▸ **Given data**

┌────────

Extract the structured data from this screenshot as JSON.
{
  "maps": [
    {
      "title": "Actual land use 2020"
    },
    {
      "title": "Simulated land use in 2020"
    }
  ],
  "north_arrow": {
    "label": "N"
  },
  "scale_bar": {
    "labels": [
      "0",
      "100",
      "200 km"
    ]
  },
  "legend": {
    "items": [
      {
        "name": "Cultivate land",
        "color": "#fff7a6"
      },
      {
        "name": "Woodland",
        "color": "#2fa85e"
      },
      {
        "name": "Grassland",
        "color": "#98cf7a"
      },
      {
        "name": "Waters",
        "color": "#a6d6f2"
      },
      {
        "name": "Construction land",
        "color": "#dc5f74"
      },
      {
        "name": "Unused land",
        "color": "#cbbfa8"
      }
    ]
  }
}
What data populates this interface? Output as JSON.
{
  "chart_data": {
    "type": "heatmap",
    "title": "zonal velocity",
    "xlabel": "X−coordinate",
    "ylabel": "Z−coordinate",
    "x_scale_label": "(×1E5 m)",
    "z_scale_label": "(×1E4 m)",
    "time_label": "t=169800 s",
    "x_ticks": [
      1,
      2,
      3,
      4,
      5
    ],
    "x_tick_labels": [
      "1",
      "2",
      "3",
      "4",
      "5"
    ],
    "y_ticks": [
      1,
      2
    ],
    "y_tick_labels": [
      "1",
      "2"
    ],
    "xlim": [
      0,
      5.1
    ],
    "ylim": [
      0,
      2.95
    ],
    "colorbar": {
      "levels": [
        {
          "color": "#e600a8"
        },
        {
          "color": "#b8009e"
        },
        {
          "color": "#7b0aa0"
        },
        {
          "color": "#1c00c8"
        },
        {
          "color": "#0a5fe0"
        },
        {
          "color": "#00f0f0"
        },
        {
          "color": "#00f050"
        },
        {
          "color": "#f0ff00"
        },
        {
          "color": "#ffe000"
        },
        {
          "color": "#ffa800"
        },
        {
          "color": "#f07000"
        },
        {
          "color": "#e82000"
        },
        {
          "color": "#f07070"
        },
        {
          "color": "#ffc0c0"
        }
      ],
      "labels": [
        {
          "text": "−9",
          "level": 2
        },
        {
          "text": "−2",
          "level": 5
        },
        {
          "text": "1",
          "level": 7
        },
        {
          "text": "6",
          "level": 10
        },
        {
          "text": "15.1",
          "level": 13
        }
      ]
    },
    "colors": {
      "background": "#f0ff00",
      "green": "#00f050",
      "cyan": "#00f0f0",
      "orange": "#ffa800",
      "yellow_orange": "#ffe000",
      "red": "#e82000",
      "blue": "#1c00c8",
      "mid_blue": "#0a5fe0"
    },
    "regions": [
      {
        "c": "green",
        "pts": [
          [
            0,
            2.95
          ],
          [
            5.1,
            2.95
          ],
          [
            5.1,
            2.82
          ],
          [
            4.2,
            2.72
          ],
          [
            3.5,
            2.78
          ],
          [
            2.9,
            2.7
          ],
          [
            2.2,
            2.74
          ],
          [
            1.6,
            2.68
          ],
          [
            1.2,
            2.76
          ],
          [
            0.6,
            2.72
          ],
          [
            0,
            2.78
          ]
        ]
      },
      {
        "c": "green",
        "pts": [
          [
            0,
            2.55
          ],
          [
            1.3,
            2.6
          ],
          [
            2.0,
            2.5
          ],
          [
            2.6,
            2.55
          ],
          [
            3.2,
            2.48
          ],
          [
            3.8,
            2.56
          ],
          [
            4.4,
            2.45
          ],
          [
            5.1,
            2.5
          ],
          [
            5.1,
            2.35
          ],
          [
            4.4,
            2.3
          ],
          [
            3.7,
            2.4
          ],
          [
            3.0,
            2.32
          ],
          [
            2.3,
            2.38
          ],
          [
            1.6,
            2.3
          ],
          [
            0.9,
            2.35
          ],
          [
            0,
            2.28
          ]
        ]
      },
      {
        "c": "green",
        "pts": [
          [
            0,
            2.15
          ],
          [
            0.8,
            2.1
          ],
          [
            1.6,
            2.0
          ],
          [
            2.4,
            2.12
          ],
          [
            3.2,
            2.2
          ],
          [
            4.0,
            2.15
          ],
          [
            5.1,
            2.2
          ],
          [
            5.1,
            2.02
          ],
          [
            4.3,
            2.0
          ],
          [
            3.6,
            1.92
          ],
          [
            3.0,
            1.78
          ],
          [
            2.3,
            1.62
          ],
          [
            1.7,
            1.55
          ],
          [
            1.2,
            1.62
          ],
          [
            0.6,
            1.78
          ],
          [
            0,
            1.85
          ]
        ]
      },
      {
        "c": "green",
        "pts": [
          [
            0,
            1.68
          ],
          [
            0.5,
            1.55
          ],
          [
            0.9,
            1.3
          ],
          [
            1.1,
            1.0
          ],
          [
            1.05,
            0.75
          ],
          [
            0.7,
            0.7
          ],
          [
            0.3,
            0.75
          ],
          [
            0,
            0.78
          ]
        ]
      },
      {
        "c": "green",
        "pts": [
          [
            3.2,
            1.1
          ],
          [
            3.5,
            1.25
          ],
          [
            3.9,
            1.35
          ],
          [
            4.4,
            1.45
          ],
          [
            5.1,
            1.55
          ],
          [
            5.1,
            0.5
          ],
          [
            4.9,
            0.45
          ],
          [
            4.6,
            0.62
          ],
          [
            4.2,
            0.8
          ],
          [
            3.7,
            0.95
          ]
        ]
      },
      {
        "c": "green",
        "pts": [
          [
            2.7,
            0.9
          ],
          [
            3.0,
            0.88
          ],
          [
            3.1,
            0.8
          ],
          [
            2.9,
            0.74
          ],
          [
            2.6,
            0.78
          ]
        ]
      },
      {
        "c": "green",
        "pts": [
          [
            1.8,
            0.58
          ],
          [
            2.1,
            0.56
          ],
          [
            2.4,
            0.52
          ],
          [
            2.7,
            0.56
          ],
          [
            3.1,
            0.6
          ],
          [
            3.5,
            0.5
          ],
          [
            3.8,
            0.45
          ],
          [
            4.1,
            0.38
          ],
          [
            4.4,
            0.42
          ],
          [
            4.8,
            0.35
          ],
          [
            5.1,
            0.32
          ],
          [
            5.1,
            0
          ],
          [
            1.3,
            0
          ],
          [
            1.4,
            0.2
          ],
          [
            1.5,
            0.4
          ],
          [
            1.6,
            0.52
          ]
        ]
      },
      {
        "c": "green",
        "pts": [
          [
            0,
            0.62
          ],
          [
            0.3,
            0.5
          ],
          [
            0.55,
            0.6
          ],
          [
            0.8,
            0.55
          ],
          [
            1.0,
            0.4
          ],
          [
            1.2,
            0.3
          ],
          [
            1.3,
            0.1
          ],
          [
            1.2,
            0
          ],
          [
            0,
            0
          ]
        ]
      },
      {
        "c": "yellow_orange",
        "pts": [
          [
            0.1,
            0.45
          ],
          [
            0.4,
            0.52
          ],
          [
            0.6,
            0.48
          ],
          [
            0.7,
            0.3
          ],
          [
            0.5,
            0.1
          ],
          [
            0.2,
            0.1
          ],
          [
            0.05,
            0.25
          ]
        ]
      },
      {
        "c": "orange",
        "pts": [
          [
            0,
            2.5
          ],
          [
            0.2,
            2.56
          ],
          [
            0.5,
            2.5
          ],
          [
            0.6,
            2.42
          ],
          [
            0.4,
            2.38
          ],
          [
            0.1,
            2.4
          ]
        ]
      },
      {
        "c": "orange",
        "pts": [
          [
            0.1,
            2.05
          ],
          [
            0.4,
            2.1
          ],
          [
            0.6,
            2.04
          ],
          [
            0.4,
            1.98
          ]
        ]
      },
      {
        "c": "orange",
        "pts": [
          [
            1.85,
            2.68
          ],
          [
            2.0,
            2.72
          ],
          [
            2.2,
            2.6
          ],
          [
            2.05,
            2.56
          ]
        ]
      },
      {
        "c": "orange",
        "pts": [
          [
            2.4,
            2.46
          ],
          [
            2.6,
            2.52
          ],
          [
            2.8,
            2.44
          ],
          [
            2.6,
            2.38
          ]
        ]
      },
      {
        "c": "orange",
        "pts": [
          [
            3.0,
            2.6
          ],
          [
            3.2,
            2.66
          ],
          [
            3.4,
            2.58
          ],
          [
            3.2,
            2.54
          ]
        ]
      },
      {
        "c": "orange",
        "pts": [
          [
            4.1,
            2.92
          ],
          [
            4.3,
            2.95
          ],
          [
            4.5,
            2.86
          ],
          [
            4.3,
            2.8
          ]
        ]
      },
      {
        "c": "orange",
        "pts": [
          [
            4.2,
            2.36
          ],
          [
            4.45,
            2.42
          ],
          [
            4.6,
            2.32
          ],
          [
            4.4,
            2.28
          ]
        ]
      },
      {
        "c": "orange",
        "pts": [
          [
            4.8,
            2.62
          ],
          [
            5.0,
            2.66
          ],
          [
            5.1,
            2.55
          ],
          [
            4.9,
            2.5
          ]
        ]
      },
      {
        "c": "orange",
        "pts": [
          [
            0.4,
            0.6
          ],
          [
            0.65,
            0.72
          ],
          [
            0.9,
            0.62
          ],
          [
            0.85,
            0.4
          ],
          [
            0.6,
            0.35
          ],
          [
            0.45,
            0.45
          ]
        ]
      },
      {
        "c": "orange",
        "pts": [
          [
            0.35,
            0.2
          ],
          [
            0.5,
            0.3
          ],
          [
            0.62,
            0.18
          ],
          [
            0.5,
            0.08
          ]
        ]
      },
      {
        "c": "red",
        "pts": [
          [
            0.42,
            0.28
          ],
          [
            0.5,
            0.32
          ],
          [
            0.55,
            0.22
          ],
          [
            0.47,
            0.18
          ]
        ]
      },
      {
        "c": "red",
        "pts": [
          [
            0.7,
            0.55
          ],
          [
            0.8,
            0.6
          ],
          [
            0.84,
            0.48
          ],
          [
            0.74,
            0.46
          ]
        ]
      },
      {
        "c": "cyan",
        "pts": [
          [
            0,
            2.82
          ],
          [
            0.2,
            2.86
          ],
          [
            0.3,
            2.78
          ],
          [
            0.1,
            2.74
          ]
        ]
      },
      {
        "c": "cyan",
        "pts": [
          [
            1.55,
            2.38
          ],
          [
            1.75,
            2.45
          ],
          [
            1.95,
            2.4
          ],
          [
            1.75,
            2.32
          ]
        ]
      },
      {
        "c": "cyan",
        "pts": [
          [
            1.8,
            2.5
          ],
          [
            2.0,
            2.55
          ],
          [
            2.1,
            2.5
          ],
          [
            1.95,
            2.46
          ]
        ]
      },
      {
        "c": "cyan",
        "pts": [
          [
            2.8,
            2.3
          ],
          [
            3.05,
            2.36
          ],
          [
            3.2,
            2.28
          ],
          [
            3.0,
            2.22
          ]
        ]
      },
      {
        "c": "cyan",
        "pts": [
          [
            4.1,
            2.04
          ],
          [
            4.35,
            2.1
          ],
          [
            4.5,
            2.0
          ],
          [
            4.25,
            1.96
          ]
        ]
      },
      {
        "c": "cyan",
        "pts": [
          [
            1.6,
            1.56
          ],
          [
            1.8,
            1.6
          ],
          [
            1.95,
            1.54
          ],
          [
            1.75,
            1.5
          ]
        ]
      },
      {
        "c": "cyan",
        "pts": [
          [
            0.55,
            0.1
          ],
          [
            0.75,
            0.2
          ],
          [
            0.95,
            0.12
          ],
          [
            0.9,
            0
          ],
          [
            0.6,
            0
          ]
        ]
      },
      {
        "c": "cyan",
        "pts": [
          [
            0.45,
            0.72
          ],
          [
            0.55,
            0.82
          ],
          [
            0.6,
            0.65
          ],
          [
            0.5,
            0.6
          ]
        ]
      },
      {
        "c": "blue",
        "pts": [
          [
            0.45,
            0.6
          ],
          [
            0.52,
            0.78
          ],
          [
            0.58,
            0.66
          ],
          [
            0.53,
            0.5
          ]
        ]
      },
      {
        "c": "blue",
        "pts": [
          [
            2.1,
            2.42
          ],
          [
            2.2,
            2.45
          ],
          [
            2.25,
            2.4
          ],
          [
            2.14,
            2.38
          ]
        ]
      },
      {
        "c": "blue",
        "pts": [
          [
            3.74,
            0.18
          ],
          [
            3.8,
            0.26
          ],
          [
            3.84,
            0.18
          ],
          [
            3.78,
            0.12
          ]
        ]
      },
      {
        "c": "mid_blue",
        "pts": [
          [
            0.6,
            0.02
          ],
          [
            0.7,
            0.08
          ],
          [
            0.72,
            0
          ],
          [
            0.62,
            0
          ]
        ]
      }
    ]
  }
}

└────────

▸ **Written instruction**
List the lines that contain the word "name".

▸ **Completed exercise**
        "name": "Cultivate land",
        "name": "Woodland",
        "name": "Grassland",
        "name": "Waters",
        "name": "Construction land",
        "name": "Unused land",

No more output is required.